**OBJECTIVE**
Scan the data beneath this task and copy each line that includes "title".

**INPUT**
-- Start --

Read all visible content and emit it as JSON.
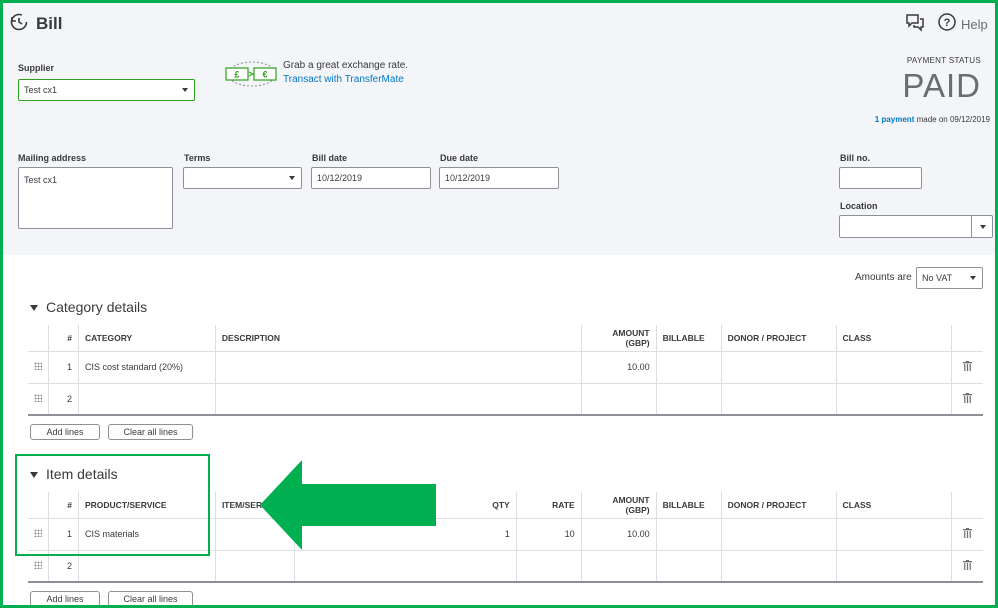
{
  "header": {
    "title": "Bill",
    "help_label": "Help"
  },
  "supplier": {
    "label": "Supplier",
    "value": "Test cx1"
  },
  "promo": {
    "text": "Grab a great exchange rate.",
    "link": "Transact with TransferMate"
  },
  "payment_status": {
    "label": "PAYMENT STATUS",
    "status": "PAID",
    "count_link": "1 payment",
    "suffix": "made on 09/12/2019"
  },
  "form": {
    "mailing_address_label": "Mailing address",
    "mailing_address_value": "Test cx1",
    "terms_label": "Terms",
    "terms_value": "",
    "bill_date_label": "Bill date",
    "bill_date_value": "10/12/2019",
    "due_date_label": "Due date",
    "due_date_value": "10/12/2019",
    "bill_no_label": "Bill no.",
    "bill_no_value": "",
    "location_label": "Location",
    "location_value": ""
  },
  "amounts": {
    "label": "Amounts are",
    "value": "No VAT"
  },
  "category_details": {
    "title": "Category details",
    "columns": [
      "#",
      "CATEGORY",
      "DESCRIPTION",
      "AMOUNT (GBP)",
      "BILLABLE",
      "DONOR / PROJECT",
      "CLASS"
    ],
    "rows": [
      {
        "num": "1",
        "category": "CIS cost standard (20%)",
        "description": "",
        "amount": "10.00"
      },
      {
        "num": "2",
        "category": "",
        "description": "",
        "amount": ""
      }
    ],
    "add_lines": "Add lines",
    "clear_lines": "Clear all lines"
  },
  "item_details": {
    "title": "Item details",
    "columns": [
      "#",
      "PRODUCT/SERVICE",
      "ITEM/SER",
      "QTY",
      "RATE",
      "AMOUNT (GBP)",
      "BILLABLE",
      "DONOR / PROJECT",
      "CLASS"
    ],
    "rows": [
      {
        "num": "1",
        "product": "CIS materials",
        "qty": "1",
        "rate": "10",
        "amount": "10.00"
      },
      {
        "num": "2",
        "product": "",
        "qty": "",
        "rate": "",
        "amount": ""
      }
    ],
    "add_lines": "Add lines",
    "clear_lines": "Clear all lines"
  },
  "colors": {
    "annotation_green": "#00b050",
    "field_green": "#2ca01c",
    "link_blue": "#0077c5"
  },
  "icons": [
    "history-icon",
    "chat-icon",
    "help-icon",
    "transfermate-icon",
    "drag-handle-icon",
    "trash-icon",
    "triangle-down-icon",
    "arrow-annotation"
  ]
}
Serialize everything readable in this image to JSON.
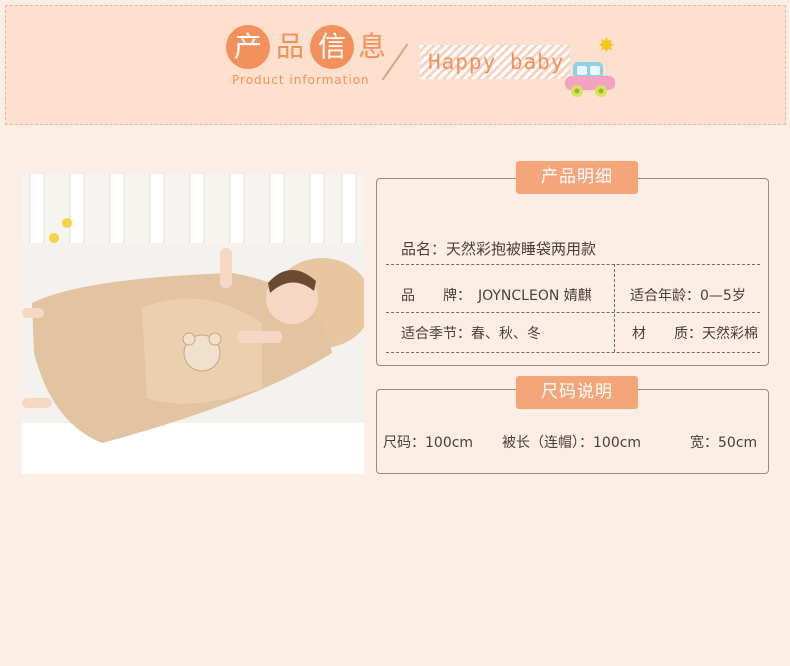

-- End --

**EXPECTED ANSWER**
    "title": "Bill",
    "title": "Category details",
    "title": "Item details",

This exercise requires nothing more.